— Begin RECORDS SUPPLIED —

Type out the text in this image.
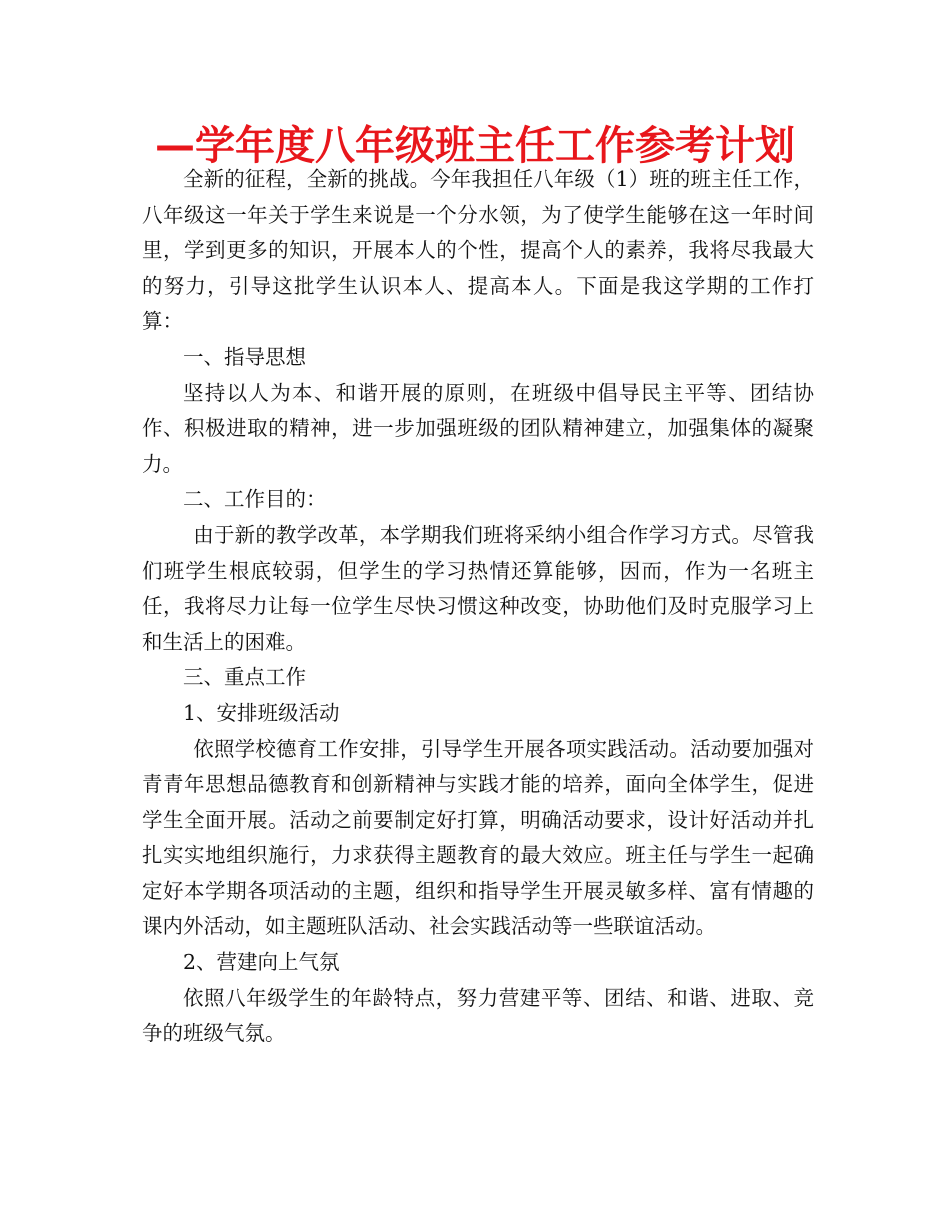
—学年度八年级班主任工作参考计划

全新的征程，全新的挑战。今年我担任八年级（1）班的班主任工作，八年级这一年关于学生来说是一个分水领，为了使学生能够在这一年时间里，学到更多的知识，开展本人的个性，提高个人的素养，我将尽我最大的努力，引导这批学生认识本人、提高本人。下面是我这学期的工作打算：

一、指导思想

坚持以人为本、和谐开展的原则，在班级中倡导民主平等、团结协作、积极进取的精神，进一步加强班级的团队精神建立，加强集体的凝聚力。

二、工作目的：

由于新的教学改革，本学期我们班将采纳小组合作学习方式。尽管我们班学生根底较弱，但学生的学习热情还算能够，因而，作为一名班主任，我将尽力让每一位学生尽快习惯这种改变，协助他们及时克服学习上和生活上的困难。

三、重点工作

1、安排班级活动

依照学校德育工作安排，引导学生开展各项实践活动。活动要加强对青青年思想品德教育和创新精神与实践才能的培养，面向全体学生，促进学生全面开展。活动之前要制定好打算，明确活动要求，设计好活动并扎扎实实地组织施行，力求获得主题教育的最大效应。班主任与学生一起确定好本学期各项活动的主题，组织和指导学生开展灵敏多样、富有情趣的课内外活动，如主题班队活动、社会实践活动等一些联谊活动。

2、营建向上气氛

依照八年级学生的年龄特点，努力营建平等、团结、和谐、进取、竞争的班级气氛。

— End RECORDS SUPPLIED —

TASK DESCRIPTION:
Set the listing down in full and exactly. Pictures within it should not appear in the copy.

FULL OUTPUT:
Type out the text in this image.
—学年度八年级班主任工作参考计划

全新的征程，全新的挑战。今年我担任八年级（1）班的班主任工作，八年级这一年关于学生来说是一个分水领，为了使学生能够在这一年时间里，学到更多的知识，开展本人的个性，提高个人的素养，我将尽我最大的努力，引导这批学生认识本人、提高本人。下面是我这学期的工作打算：

一、指导思想

坚持以人为本、和谐开展的原则，在班级中倡导民主平等、团结协作、积极进取的精神，进一步加强班级的团队精神建立，加强集体的凝聚力。

二、工作目的：

由于新的教学改革，本学期我们班将采纳小组合作学习方式。尽管我们班学生根底较弱，但学生的学习热情还算能够，因而，作为一名班主任，我将尽力让每一位学生尽快习惯这种改变，协助他们及时克服学习上和生活上的困难。

三、重点工作

1、安排班级活动

依照学校德育工作安排，引导学生开展各项实践活动。活动要加强对青青年思想品德教育和创新精神与实践才能的培养，面向全体学生，促进学生全面开展。活动之前要制定好打算，明确活动要求，设计好活动并扎扎实实地组织施行，力求获得主题教育的最大效应。班主任与学生一起确定好本学期各项活动的主题，组织和指导学生开展灵敏多样、富有情趣的课内外活动，如主题班队活动、社会实践活动等一些联谊活动。

2、营建向上气氛

依照八年级学生的年龄特点，努力营建平等、团结、和谐、进取、竞争的班级气氛。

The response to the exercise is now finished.